▶ **Work to be completed**:
Answer these questions from the abstract below on 17-OHPC in rats:
1. What weekly intramuscular dose of 17-OHPC does the abstract give?
2. What software was used to calculate the pharmacokinetic parameters?
3. What was the bioavailability of 17-OHPC after oral administration of a solution?

▶ **Source passage**:
= = = =

Xenobiotica ; 46(2): 169-74, 2016.
Article in English | MEDLINE | ID: mdl-26153441

ABSTRACT

1. Weekly intramuscular injections of (250 mg/week) of 17-hydroxyprogesterone caproate (17-OHPC) are the only treatment option for prevention of preterm birth in women with a prior history of preterm delivery. 2. The objective of the current study was to evaluate the use of an alternate formulation and the feasibility of an alternate route of administration of this agent. 17-OHPC was administered to adult female SD rats, as marketed oily formulation intramuscularly, or as a solution IV, IM, or PO. 3. Plasma concentrations of 17-OHPC were measured by LC-MS-MS and pharmacokinetic parameters were calculated by non-compartmental analysis, using WinNonLin (Certara, St. Louis, MO). 4. After IV or IM administration as a solution, the mean half-life of 17-OHPC was around 11 h. The bioavailability was nearly 100% after IM administration, but was very low (<3%) after PO administration of a solution dosage form. 5. Intramuscular injection of the oily formulation resulted in low levels of 17-OHPC that were sustained for a prolonged time period with a projected bioavailability close to 100%. 6. The pharmacokinetics of 17-OHPC is dependent on the formulation and the route of administration. 7. The low bioavailability after oral administration indicates that oral administration of 17-OHPC may not be feasible with simple formulations of this drug.

= = = =

▶ **Information shown**:

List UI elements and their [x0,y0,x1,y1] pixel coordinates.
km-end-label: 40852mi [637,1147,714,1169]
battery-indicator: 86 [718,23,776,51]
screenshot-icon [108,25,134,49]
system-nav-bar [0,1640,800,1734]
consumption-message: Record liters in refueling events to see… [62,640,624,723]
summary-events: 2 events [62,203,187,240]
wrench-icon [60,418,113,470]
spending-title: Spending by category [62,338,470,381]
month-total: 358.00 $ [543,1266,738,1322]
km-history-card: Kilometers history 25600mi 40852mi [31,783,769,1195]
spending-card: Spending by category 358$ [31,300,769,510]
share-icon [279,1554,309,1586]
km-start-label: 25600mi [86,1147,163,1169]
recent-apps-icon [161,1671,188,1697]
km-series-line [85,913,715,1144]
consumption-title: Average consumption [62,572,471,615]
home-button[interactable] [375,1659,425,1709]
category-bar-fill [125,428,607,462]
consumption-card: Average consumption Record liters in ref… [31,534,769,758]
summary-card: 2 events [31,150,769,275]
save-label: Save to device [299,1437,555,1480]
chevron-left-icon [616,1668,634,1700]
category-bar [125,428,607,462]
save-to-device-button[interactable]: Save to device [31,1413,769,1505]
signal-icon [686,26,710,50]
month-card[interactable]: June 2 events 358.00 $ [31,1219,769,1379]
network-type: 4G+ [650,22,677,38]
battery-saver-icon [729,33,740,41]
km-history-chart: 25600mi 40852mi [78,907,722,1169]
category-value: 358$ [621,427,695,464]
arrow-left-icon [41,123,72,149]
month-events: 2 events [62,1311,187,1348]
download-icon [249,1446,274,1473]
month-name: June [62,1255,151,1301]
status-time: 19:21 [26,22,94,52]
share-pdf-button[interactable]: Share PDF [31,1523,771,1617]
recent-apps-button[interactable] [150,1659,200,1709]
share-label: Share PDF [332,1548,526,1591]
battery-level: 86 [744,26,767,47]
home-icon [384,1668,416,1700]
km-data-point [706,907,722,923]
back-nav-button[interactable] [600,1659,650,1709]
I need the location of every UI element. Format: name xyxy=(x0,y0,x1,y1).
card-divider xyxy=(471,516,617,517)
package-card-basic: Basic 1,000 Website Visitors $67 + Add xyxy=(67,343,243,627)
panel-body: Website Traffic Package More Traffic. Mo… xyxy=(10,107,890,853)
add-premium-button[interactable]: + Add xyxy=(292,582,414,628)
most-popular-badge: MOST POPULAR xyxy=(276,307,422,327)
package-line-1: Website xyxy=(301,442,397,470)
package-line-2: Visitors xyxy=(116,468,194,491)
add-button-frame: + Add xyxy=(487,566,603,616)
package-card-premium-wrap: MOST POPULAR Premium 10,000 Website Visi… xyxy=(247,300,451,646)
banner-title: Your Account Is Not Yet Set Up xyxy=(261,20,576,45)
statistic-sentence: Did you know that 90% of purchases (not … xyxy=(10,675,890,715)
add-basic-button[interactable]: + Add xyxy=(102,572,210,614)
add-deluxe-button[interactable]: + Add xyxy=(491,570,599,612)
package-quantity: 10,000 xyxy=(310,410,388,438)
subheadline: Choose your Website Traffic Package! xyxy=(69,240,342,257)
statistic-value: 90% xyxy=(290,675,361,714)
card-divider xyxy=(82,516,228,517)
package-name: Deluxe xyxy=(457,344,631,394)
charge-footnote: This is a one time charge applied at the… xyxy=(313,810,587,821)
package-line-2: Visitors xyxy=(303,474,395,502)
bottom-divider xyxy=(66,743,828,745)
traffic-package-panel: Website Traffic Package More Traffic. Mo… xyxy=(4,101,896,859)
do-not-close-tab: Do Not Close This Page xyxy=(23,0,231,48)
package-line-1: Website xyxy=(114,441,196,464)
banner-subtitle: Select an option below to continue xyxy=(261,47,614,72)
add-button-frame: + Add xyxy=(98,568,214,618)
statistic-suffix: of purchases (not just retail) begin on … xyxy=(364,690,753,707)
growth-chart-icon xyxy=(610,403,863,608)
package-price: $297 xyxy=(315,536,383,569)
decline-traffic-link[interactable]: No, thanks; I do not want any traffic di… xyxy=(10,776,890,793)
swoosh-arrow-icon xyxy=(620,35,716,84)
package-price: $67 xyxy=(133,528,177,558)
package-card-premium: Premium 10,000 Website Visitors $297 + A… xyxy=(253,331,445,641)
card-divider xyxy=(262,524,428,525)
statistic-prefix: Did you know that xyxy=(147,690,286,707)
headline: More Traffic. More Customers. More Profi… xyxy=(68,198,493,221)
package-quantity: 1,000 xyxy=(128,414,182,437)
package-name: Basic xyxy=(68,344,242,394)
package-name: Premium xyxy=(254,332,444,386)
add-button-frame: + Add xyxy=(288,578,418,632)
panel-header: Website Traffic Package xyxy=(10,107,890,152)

= = = =

▶ **Response to this task**:
1. 250 mg/week
2. WinNonLin (Certara, St. Louis, MO)
3. Very low, under 3%